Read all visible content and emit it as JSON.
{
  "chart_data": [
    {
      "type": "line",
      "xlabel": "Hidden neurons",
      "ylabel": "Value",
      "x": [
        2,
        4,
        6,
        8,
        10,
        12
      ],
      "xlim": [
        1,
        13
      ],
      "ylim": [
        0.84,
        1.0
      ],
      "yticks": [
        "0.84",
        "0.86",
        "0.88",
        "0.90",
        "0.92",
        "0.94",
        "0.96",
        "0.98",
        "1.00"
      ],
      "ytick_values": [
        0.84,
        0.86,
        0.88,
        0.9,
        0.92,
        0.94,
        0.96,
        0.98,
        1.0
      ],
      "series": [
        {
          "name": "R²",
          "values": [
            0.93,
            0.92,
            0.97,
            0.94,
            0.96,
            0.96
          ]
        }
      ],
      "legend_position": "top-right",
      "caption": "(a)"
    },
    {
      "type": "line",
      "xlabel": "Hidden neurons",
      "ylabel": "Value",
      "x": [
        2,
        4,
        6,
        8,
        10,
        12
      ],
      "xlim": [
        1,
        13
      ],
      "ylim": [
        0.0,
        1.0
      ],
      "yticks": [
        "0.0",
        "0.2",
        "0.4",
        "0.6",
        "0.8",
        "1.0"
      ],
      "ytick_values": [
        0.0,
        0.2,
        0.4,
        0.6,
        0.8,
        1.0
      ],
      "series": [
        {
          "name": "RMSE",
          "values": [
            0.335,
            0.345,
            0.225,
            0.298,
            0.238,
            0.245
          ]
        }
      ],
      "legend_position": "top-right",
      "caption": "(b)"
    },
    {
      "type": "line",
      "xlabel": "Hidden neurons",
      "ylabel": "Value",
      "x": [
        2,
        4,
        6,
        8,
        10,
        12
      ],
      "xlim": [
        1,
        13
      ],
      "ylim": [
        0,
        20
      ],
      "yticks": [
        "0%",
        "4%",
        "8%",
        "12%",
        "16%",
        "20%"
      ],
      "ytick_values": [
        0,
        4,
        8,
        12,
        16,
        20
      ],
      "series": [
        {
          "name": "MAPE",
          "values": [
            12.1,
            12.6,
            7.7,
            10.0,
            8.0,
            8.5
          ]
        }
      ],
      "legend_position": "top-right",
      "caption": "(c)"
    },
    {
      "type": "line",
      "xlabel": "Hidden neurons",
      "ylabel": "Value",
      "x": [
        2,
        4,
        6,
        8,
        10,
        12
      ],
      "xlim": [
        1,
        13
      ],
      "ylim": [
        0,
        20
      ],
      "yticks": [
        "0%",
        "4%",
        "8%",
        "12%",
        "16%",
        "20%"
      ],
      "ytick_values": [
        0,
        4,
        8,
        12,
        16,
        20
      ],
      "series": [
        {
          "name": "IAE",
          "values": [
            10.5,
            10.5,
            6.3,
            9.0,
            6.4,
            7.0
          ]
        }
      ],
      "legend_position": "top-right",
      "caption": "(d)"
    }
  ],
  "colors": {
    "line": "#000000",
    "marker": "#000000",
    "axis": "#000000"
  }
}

Set exercise: Set down all of the entries exactly, please.

Response to this exercise:
Read all visible content and emit it as JSON.
{
  "chart_data": [
    {
      "type": "line",
      "xlabel": "Hidden neurons",
      "ylabel": "Value",
      "x": [
        2,
        4,
        6,
        8,
        10,
        12
      ],
      "xlim": [
        1,
        13
      ],
      "ylim": [
        0.84,
        1.0
      ],
      "yticks": [
        "0.84",
        "0.86",
        "0.88",
        "0.90",
        "0.92",
        "0.94",
        "0.96",
        "0.98",
        "1.00"
      ],
      "ytick_values": [
        0.84,
        0.86,
        0.88,
        0.9,
        0.92,
        0.94,
        0.96,
        0.98,
        1.0
      ],
      "series": [
        {
          "name": "R²",
          "values": [
            0.93,
            0.92,
            0.97,
            0.94,
            0.96,
            0.96
          ]
        }
      ],
      "legend_position": "top-right",
      "caption": "(a)"
    },
    {
      "type": "line",
      "xlabel": "Hidden neurons",
      "ylabel": "Value",
      "x": [
        2,
        4,
        6,
        8,
        10,
        12
      ],
      "xlim": [
        1,
        13
      ],
      "ylim": [
        0.0,
        1.0
      ],
      "yticks": [
        "0.0",
        "0.2",
        "0.4",
        "0.6",
        "0.8",
        "1.0"
      ],
      "ytick_values": [
        0.0,
        0.2,
        0.4,
        0.6,
        0.8,
        1.0
      ],
      "series": [
        {
          "name": "RMSE",
          "values": [
            0.335,
            0.345,
            0.225,
            0.298,
            0.238,
            0.245
          ]
        }
      ],
      "legend_position": "top-right",
      "caption": "(b)"
    },
    {
      "type": "line",
      "xlabel": "Hidden neurons",
      "ylabel": "Value",
      "x": [
        2,
        4,
        6,
        8,
        10,
        12
      ],
      "xlim": [
        1,
        13
      ],
      "ylim": [
        0,
        20
      ],
      "yticks": [
        "0%",
        "4%",
        "8%",
        "12%",
        "16%",
        "20%"
      ],
      "ytick_values": [
        0,
        4,
        8,
        12,
        16,
        20
      ],
      "series": [
        {
          "name": "MAPE",
          "values": [
            12.1,
            12.6,
            7.7,
            10.0,
            8.0,
            8.5
          ]
        }
      ],
      "legend_position": "top-right",
      "caption": "(c)"
    },
    {
      "type": "line",
      "xlabel": "Hidden neurons",
      "ylabel": "Value",
      "x": [
        2,
        4,
        6,
        8,
        10,
        12
      ],
      "xlim": [
        1,
        13
      ],
      "ylim": [
        0,
        20
      ],
      "yticks": [
        "0%",
        "4%",
        "8%",
        "12%",
        "16%",
        "20%"
      ],
      "ytick_values": [
        0,
        4,
        8,
        12,
        16,
        20
      ],
      "series": [
        {
          "name": "IAE",
          "values": [
            10.5,
            10.5,
            6.3,
            9.0,
            6.4,
            7.0
          ]
        }
      ],
      "legend_position": "top-right",
      "caption": "(d)"
    }
  ],
  "colors": {
    "line": "#000000",
    "marker": "#000000",
    "axis": "#000000"
  }
}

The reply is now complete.